# [REQUIRED WORK]
Copy out the entries again with no changes, beginning at the line containing "x-tick-label: Greater Manchester [516, 505, 693, 521]" and continuing through the line containing "bar [602, 835, 713, 1053]".

#### DATA SHOWN

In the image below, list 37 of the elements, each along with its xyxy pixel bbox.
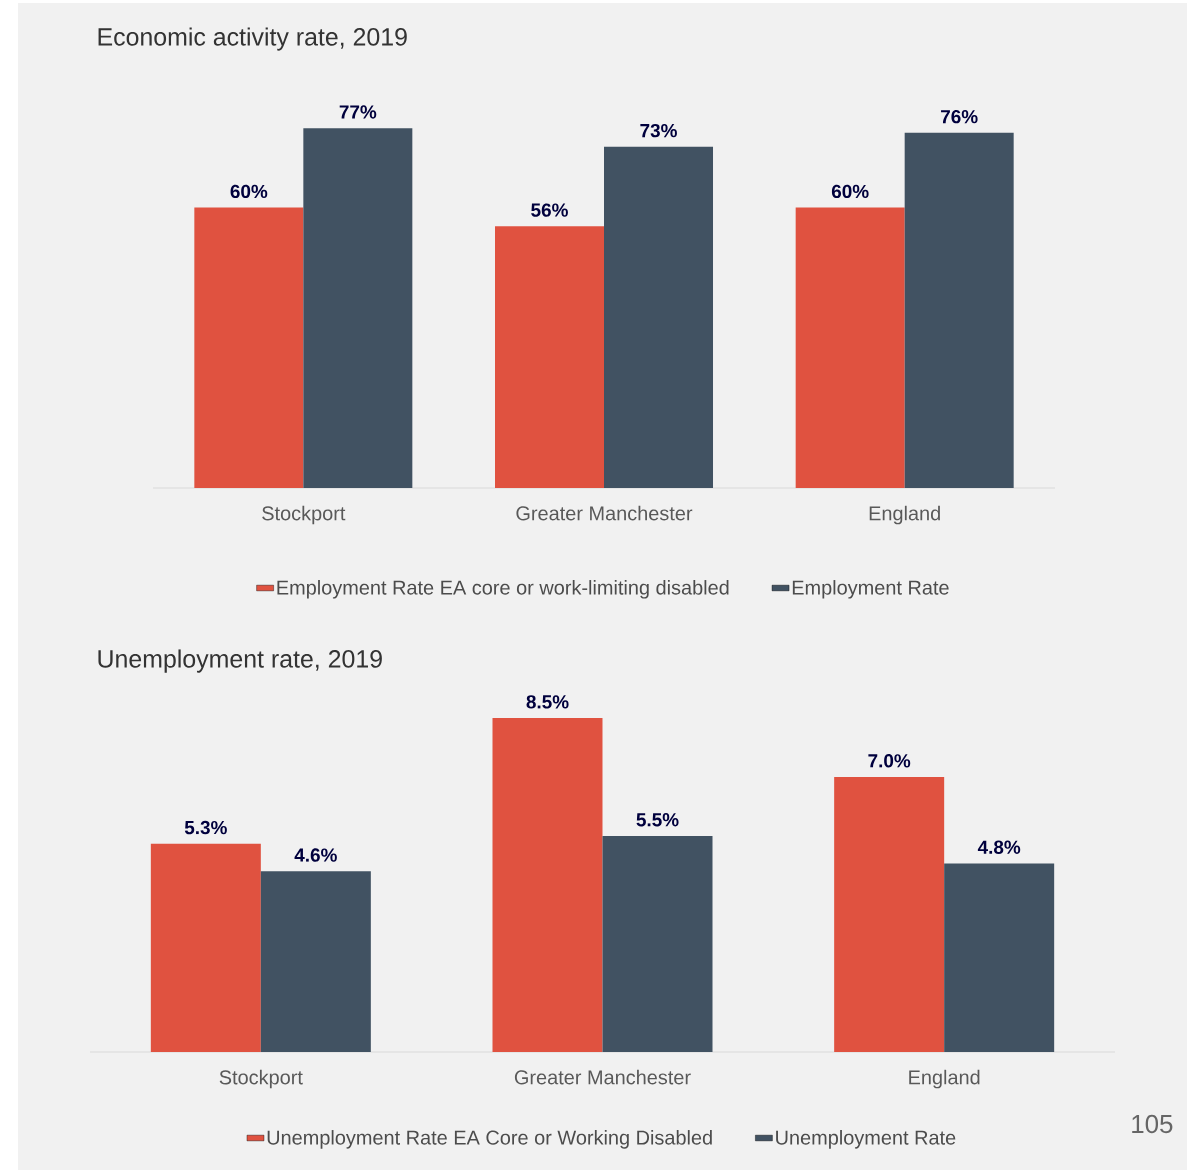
x-tick-label: Greater Manchester [516, 505, 693, 521]
data-label: 7.0% [868, 754, 911, 768]
x-tick-label: Greater Manchester [514, 1069, 691, 1085]
chart-title: Unemployment rate, 2019 [98, 649, 382, 673]
text: 105 [1132, 1114, 1173, 1134]
bar [904, 132, 1014, 489]
data-label: 4.6% [294, 848, 337, 862]
bar [260, 871, 371, 1053]
bar [150, 843, 261, 1053]
legend-label: Employment Rate EA core or work-limiting disabled [277, 580, 729, 599]
bar [602, 835, 713, 1053]
legend-label: Unemployment Rate [776, 1130, 956, 1149]
x-tick-label: England [909, 1069, 980, 1089]
data-label: 76% [941, 109, 978, 124]
data-label: 4.8% [977, 840, 1021, 854]
bar [834, 777, 945, 1053]
data-label: 56% [531, 203, 568, 217]
data-label: 60% [230, 184, 268, 199]
data-label: 60% [831, 184, 869, 199]
legend-label: Employment Rate [792, 580, 949, 599]
bar [303, 128, 413, 489]
chart-title: Economic activity rate, 2019 [98, 27, 407, 51]
x-tick-label: Stockport [219, 1069, 303, 1089]
data-label: 5.3% [184, 820, 227, 835]
bar [495, 226, 604, 489]
data-label: 73% [640, 123, 677, 138]
x-tick-label: Stockport [262, 505, 346, 525]
bar [194, 207, 304, 489]
data-label: 5.5% [636, 813, 679, 827]
bar [604, 146, 714, 489]
bar [944, 863, 1055, 1053]
bar [492, 718, 603, 1053]
data-label: 8.5% [526, 695, 569, 709]
data-label: 77% [339, 105, 377, 119]
x-tick-label: England [869, 505, 940, 525]
legend-label: Unemployment Rate EA Core or Working Disabled [267, 1130, 712, 1149]
bar [795, 207, 905, 489]
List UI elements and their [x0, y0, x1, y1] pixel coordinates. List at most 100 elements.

########

# [FULL OUTPUT]
x-tick-label: Greater Manchester [516, 505, 693, 521]
data-label: 7.0% [868, 754, 911, 768]
x-tick-label: Greater Manchester [514, 1069, 691, 1085]
chart-title: Unemployment rate, 2019 [98, 649, 382, 673]
text: 105 [1132, 1114, 1173, 1134]
bar [904, 132, 1014, 489]
data-label: 4.6% [294, 848, 337, 862]
bar [260, 871, 371, 1053]
bar [150, 843, 261, 1053]
legend-label: Employment Rate EA core or work-limiting disabled [277, 580, 729, 599]
bar [602, 835, 713, 1053]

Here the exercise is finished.